▶ **Exercise instructions**:
Pull out every line of the listing below where "this" appears.
** Start of Stored rows **
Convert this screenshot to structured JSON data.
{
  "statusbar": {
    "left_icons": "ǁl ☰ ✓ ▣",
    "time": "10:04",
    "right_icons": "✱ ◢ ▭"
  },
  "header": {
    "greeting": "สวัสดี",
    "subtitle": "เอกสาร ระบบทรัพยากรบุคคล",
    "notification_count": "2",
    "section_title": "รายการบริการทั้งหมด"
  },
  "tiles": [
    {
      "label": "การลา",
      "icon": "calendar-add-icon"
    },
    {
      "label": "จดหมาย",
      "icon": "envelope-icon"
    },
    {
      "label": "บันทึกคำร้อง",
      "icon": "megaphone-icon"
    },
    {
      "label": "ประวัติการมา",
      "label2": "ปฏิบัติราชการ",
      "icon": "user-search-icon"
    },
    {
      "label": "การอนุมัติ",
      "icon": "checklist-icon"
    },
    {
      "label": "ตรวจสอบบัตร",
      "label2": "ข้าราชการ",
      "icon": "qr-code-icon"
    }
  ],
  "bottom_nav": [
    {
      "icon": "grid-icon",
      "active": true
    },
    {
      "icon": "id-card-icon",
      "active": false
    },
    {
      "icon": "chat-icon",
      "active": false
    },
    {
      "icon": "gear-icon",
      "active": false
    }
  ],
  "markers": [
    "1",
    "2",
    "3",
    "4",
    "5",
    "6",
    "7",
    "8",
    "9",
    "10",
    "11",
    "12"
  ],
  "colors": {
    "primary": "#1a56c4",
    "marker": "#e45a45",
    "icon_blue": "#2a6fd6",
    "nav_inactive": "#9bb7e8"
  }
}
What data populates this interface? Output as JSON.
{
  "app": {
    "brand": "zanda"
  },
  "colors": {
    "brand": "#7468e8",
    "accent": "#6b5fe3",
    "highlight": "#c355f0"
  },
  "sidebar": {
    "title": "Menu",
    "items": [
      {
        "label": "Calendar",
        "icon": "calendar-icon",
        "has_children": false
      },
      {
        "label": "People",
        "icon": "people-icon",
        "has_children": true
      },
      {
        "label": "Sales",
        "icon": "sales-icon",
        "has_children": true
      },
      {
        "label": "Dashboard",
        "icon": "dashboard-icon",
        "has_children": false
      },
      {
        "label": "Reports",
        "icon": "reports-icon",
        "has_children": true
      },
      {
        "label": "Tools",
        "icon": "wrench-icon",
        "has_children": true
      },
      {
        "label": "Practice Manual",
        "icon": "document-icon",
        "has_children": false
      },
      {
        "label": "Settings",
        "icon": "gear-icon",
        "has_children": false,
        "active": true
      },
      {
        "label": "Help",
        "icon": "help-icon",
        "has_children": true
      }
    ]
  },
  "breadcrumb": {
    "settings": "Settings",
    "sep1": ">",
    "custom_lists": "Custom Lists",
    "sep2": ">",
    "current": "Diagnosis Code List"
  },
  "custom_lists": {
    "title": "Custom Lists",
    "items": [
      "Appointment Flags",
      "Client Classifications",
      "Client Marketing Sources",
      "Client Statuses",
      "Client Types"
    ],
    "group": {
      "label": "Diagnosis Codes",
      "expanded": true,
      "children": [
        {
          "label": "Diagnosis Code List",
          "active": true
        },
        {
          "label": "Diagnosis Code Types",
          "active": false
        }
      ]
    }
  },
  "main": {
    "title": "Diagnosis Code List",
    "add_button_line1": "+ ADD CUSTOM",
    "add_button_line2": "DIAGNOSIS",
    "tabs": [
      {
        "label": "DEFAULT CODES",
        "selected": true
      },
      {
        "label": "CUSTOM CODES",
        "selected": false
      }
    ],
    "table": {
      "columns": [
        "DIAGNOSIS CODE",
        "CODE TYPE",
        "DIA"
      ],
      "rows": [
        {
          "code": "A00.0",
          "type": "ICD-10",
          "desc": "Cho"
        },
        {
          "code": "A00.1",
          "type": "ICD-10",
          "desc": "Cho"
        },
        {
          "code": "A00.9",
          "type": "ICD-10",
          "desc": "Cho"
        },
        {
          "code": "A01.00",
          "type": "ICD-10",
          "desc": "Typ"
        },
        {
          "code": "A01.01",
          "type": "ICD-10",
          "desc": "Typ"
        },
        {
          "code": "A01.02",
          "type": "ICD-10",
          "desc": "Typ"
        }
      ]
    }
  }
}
** End of Stored rows **
▶ **Finished task**:
Convert this screenshot to structured JSON data.
What data populates this interface? Output as JSON.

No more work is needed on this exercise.